▸ Problem statement: Report only the number of lines in the records that contain the word "structured".
-- START --
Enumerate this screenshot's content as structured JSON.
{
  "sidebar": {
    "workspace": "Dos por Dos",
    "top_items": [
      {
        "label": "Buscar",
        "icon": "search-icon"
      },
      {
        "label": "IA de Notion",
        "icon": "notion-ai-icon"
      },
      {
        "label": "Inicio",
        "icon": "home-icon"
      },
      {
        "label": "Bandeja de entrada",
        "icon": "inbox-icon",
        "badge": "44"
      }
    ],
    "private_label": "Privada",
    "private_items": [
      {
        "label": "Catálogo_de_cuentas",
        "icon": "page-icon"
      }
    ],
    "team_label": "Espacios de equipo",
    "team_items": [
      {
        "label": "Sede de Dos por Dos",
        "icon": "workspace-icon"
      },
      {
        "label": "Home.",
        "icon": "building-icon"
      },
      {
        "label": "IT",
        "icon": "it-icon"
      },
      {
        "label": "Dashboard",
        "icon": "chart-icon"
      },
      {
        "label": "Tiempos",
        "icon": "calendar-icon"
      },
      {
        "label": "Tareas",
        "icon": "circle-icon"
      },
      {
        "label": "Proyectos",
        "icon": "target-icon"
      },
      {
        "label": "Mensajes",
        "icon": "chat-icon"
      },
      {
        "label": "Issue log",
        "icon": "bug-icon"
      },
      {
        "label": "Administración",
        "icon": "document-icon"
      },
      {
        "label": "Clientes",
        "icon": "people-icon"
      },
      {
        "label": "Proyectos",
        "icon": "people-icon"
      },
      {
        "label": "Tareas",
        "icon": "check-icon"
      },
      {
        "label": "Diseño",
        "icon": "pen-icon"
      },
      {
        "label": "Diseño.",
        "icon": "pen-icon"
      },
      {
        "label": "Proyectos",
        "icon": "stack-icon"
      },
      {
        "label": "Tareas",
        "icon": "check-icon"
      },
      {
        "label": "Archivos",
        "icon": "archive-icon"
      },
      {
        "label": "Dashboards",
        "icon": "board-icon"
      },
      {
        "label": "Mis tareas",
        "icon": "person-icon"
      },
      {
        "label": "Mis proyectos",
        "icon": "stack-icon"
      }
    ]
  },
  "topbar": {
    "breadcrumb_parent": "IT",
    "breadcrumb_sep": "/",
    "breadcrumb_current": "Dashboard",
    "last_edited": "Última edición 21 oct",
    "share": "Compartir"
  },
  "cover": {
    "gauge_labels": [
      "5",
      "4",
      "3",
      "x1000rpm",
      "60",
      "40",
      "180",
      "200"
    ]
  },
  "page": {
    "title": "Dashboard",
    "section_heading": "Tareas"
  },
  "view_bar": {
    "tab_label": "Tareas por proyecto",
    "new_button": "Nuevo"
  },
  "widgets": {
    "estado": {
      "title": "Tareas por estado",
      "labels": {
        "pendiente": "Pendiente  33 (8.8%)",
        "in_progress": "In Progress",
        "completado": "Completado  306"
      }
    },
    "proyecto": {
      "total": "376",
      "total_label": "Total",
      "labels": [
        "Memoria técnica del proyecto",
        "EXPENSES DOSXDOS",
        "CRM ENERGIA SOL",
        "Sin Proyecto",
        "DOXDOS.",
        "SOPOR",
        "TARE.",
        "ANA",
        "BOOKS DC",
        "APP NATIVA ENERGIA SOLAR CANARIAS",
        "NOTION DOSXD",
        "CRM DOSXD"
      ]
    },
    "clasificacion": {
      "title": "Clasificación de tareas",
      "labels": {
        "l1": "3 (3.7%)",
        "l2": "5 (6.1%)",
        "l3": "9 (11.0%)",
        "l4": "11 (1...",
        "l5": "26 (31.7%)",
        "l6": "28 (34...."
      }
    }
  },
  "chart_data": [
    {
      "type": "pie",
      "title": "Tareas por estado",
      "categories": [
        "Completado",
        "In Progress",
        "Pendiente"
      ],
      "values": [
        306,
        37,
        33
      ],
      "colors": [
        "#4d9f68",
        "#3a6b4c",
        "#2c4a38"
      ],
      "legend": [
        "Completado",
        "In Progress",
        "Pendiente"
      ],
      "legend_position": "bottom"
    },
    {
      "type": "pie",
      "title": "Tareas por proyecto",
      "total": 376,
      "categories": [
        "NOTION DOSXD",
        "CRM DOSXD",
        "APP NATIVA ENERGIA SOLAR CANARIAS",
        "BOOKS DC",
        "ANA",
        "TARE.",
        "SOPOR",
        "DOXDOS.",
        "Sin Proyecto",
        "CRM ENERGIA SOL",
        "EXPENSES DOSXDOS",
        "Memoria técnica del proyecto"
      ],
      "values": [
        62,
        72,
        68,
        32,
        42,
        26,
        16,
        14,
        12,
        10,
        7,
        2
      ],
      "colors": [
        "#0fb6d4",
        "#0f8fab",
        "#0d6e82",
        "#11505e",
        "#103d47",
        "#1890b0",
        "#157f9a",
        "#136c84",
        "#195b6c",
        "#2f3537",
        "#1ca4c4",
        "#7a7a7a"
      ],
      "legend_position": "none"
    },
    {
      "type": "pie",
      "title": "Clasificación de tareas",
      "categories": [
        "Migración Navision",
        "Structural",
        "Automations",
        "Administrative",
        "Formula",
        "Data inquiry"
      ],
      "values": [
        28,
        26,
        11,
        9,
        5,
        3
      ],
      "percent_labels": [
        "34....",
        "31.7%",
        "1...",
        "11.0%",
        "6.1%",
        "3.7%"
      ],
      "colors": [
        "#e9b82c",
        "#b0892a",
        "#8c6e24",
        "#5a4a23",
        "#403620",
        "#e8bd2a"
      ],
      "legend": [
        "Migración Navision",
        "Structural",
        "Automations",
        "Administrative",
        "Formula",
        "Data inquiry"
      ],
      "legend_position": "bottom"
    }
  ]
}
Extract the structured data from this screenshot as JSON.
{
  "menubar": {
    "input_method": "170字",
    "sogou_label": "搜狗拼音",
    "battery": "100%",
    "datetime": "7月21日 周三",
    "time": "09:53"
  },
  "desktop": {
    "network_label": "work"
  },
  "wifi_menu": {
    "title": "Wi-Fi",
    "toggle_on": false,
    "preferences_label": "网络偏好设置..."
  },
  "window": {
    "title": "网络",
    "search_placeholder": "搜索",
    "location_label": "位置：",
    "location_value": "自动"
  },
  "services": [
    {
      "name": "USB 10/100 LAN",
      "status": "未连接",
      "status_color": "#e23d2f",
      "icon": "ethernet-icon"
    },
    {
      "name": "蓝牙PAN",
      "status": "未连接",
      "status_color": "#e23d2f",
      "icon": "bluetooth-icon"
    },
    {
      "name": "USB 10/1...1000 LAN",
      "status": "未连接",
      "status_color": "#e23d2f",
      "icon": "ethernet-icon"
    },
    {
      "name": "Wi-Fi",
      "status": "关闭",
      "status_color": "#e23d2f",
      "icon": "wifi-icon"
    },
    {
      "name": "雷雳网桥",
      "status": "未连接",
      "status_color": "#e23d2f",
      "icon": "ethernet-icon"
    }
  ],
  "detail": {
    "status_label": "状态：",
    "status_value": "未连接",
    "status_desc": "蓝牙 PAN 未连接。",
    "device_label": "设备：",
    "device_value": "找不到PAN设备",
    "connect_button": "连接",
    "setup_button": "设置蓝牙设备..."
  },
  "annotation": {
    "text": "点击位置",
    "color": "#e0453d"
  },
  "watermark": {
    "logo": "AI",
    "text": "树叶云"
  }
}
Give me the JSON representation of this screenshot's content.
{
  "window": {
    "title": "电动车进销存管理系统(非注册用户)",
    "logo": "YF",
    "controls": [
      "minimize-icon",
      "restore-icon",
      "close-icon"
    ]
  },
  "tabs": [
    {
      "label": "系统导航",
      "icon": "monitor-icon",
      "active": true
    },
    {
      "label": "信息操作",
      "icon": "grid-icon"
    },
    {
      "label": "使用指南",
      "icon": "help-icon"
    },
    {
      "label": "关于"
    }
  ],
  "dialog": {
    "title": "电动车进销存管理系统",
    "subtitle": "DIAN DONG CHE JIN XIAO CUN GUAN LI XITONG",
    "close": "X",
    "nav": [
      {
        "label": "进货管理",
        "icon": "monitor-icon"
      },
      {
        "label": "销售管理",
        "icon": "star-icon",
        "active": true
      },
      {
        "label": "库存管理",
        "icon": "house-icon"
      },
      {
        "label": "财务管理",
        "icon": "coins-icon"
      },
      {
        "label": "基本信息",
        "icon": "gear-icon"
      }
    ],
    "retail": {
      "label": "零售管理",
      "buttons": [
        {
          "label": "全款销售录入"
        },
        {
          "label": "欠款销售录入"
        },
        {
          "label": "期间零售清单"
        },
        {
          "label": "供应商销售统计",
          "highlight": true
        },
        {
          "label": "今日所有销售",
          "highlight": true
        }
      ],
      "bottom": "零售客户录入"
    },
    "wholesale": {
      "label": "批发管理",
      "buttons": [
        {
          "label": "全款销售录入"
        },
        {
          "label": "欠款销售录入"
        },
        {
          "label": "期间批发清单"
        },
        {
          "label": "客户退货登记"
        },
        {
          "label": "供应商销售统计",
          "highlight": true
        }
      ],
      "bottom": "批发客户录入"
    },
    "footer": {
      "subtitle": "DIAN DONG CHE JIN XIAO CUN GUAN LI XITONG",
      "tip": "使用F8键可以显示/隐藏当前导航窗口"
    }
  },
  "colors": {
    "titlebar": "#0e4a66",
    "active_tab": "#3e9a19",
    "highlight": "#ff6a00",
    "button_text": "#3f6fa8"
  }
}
-- END --
▸ Task solution: 2